§ **EXERCISE REQUIREMENTS**
Please list every row below that contains the string "profile", copying each row in full. Treat the match as case-sensitive.
——————————
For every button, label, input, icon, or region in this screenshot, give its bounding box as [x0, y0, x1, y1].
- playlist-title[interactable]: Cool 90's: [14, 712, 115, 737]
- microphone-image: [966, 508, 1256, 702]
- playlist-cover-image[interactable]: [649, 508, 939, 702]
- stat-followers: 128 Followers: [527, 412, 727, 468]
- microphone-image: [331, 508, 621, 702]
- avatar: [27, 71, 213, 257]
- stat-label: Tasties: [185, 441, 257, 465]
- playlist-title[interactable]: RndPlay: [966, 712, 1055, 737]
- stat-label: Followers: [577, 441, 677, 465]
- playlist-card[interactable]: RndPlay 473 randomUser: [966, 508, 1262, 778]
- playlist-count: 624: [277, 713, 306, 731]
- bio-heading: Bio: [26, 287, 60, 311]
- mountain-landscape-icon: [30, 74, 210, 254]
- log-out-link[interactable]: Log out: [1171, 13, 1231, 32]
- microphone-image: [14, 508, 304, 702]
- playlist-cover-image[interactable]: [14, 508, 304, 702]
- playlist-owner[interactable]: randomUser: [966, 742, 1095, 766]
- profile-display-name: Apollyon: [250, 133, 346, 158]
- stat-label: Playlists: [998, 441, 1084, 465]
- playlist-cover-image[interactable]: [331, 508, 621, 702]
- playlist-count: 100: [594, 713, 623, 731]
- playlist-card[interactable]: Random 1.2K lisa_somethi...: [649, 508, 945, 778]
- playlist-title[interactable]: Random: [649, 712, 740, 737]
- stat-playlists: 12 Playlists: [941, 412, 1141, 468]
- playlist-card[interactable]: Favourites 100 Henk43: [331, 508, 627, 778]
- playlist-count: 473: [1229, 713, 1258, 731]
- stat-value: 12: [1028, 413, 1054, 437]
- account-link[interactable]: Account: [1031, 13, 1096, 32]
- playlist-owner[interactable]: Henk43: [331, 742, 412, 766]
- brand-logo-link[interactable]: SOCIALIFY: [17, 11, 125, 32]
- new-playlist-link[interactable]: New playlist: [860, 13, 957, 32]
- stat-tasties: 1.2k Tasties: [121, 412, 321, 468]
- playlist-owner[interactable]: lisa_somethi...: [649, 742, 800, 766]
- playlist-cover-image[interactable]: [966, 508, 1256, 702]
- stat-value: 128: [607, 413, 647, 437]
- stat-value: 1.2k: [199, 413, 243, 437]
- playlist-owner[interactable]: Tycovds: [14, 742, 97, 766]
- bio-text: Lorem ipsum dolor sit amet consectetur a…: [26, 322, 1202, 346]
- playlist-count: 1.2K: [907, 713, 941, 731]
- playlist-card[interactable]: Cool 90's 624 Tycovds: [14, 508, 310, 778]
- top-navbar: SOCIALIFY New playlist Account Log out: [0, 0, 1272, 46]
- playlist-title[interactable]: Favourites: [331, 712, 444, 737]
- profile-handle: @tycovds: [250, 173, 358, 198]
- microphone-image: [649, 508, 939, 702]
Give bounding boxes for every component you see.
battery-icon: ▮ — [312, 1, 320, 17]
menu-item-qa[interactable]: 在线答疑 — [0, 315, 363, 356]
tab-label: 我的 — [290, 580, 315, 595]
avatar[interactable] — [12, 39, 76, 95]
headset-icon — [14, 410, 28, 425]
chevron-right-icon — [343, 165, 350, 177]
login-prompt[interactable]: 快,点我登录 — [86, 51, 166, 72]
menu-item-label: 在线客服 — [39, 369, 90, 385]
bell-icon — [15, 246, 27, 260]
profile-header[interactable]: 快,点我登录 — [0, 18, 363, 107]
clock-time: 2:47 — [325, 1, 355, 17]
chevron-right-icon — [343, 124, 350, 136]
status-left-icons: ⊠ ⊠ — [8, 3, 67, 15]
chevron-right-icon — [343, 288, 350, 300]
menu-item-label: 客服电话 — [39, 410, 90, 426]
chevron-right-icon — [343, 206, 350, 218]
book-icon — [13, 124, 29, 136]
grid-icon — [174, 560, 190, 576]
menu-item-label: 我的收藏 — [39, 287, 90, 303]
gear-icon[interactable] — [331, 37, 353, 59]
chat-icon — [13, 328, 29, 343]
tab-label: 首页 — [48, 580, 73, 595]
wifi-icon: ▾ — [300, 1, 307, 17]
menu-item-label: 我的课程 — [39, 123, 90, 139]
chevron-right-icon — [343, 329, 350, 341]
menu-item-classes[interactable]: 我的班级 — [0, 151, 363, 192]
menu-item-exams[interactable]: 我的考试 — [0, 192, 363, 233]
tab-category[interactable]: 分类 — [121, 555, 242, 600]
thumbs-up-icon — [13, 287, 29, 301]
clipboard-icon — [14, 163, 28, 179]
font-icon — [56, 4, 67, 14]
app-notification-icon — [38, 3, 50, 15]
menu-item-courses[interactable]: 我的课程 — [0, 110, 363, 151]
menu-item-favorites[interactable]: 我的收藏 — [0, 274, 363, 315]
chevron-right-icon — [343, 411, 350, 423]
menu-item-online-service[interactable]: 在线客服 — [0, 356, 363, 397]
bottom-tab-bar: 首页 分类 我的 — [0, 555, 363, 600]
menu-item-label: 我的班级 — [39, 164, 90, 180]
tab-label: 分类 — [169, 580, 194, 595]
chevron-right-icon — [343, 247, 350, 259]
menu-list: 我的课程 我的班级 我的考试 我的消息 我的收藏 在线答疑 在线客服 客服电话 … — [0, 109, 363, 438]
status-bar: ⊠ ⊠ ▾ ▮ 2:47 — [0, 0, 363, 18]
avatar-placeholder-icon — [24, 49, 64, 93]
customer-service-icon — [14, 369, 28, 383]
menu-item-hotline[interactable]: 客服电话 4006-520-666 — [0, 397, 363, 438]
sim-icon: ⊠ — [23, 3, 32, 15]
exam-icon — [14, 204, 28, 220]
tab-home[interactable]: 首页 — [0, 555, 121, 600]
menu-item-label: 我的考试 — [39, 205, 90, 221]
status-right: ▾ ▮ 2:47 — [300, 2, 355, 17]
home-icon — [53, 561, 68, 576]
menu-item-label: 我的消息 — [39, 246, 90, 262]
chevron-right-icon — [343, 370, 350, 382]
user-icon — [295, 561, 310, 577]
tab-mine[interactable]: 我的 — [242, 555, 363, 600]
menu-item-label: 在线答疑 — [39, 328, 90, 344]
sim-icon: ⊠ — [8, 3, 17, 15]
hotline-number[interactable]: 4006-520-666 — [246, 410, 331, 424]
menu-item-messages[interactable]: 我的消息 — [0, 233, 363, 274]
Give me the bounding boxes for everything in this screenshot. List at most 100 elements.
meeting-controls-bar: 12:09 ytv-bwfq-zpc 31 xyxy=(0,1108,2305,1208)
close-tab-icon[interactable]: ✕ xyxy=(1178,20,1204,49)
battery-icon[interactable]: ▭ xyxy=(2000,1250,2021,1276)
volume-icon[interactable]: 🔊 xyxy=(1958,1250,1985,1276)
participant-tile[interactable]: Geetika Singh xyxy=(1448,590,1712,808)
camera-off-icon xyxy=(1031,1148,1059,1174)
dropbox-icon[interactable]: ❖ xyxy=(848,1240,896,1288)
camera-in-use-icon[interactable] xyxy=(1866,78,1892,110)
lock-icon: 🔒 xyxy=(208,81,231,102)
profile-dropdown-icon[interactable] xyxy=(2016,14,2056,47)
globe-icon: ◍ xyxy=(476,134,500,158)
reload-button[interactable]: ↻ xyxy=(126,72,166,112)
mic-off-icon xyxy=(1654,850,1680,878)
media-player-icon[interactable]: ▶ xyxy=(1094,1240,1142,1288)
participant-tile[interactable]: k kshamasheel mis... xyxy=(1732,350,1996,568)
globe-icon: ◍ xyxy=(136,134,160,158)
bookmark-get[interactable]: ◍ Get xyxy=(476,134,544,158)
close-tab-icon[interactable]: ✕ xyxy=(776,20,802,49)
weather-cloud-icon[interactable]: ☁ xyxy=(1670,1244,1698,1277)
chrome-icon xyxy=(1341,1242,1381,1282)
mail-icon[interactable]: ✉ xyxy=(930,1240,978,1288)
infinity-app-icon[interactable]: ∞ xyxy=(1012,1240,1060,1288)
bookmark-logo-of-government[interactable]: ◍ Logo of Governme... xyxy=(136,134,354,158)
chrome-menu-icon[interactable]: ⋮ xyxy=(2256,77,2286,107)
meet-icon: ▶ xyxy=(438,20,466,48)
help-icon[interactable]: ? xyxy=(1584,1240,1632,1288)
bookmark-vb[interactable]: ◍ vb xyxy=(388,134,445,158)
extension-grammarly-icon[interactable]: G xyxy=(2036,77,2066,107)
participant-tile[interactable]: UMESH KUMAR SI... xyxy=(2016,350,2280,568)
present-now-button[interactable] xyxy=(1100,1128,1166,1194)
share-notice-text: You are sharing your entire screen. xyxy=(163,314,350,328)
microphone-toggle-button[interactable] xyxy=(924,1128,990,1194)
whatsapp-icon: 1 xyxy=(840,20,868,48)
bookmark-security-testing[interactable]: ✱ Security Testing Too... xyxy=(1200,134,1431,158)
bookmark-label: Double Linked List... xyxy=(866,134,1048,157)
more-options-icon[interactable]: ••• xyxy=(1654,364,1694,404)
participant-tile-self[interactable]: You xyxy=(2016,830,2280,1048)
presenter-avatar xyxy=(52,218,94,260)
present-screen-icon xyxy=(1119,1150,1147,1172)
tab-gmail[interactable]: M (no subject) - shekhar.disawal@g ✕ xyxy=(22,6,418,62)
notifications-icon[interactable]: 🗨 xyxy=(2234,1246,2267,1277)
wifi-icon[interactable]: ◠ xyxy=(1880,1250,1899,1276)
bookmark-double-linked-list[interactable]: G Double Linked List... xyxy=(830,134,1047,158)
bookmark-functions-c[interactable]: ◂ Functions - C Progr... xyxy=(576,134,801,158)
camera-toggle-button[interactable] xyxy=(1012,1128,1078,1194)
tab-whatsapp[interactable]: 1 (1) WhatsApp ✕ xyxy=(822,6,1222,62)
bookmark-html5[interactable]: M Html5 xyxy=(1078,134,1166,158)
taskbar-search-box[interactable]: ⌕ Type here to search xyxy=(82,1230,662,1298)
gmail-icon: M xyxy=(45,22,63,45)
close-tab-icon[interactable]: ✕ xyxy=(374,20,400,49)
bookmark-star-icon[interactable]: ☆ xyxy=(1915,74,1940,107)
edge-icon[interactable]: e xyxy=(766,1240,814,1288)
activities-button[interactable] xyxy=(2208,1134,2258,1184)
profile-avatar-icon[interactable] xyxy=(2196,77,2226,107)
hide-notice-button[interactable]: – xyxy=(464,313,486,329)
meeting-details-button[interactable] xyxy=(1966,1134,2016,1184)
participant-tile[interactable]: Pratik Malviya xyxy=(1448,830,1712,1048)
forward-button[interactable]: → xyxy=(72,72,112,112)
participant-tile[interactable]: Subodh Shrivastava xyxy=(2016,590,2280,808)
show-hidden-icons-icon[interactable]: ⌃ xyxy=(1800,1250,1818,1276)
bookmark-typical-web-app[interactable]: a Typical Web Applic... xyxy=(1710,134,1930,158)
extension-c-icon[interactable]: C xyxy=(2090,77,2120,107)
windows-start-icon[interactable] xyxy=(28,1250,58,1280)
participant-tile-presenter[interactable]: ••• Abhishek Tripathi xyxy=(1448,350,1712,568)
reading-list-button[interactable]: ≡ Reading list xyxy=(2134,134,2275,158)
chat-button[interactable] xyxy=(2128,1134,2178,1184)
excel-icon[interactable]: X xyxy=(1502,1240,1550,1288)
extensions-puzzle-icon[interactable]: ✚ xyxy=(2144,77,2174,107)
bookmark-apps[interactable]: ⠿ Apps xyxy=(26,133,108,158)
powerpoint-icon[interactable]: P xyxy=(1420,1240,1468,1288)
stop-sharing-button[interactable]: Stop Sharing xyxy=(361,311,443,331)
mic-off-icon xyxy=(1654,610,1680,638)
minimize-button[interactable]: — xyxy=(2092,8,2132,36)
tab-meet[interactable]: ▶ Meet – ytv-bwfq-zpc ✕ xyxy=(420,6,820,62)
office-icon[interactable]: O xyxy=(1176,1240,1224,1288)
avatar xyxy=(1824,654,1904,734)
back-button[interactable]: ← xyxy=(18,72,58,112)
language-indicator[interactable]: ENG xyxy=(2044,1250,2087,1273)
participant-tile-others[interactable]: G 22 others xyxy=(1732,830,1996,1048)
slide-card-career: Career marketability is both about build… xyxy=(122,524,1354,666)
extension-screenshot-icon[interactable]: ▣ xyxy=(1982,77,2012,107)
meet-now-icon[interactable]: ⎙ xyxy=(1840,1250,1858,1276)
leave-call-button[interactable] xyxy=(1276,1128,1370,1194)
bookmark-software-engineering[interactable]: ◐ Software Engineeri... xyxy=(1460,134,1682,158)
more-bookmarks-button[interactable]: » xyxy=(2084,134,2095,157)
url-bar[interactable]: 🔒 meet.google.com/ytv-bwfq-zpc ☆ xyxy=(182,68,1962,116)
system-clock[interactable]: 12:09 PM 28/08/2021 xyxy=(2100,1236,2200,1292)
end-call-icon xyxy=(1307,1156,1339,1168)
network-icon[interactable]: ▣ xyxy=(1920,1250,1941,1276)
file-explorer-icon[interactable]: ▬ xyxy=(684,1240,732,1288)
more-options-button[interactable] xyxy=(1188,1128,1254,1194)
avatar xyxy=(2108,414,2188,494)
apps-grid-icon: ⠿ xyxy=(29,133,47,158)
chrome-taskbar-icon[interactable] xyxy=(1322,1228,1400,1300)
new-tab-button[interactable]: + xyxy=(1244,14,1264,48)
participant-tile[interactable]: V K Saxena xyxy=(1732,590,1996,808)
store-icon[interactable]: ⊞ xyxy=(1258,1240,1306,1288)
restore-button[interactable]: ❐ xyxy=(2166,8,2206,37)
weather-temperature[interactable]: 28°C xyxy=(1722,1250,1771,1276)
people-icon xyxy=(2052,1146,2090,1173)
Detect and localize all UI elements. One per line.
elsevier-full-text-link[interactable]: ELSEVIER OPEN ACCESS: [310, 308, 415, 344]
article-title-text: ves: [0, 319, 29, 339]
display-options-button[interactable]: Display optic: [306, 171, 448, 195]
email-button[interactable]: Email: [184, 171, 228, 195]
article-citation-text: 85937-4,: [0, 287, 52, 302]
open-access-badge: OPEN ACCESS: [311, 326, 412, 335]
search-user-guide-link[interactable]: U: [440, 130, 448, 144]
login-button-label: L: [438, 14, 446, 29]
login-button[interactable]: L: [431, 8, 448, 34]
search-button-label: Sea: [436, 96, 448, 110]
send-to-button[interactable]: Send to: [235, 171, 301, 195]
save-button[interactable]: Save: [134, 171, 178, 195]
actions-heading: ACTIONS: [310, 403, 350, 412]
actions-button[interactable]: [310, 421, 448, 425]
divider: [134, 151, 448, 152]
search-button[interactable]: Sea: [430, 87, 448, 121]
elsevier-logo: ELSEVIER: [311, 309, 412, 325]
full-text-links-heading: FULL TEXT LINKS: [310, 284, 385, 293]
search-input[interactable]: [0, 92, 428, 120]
——————————
§ **SOLUTION BELOW**
- profile-display-name: Apollyon: [250, 133, 346, 158]
- profile-handle: @tycovds: [250, 173, 358, 198]
profile-header[interactable]: 快,点我登录 — [0, 18, 363, 107]
profile-dropdown-icon[interactable] xyxy=(2016,14,2056,47)
profile-avatar-icon[interactable] xyxy=(2196,77,2226,107)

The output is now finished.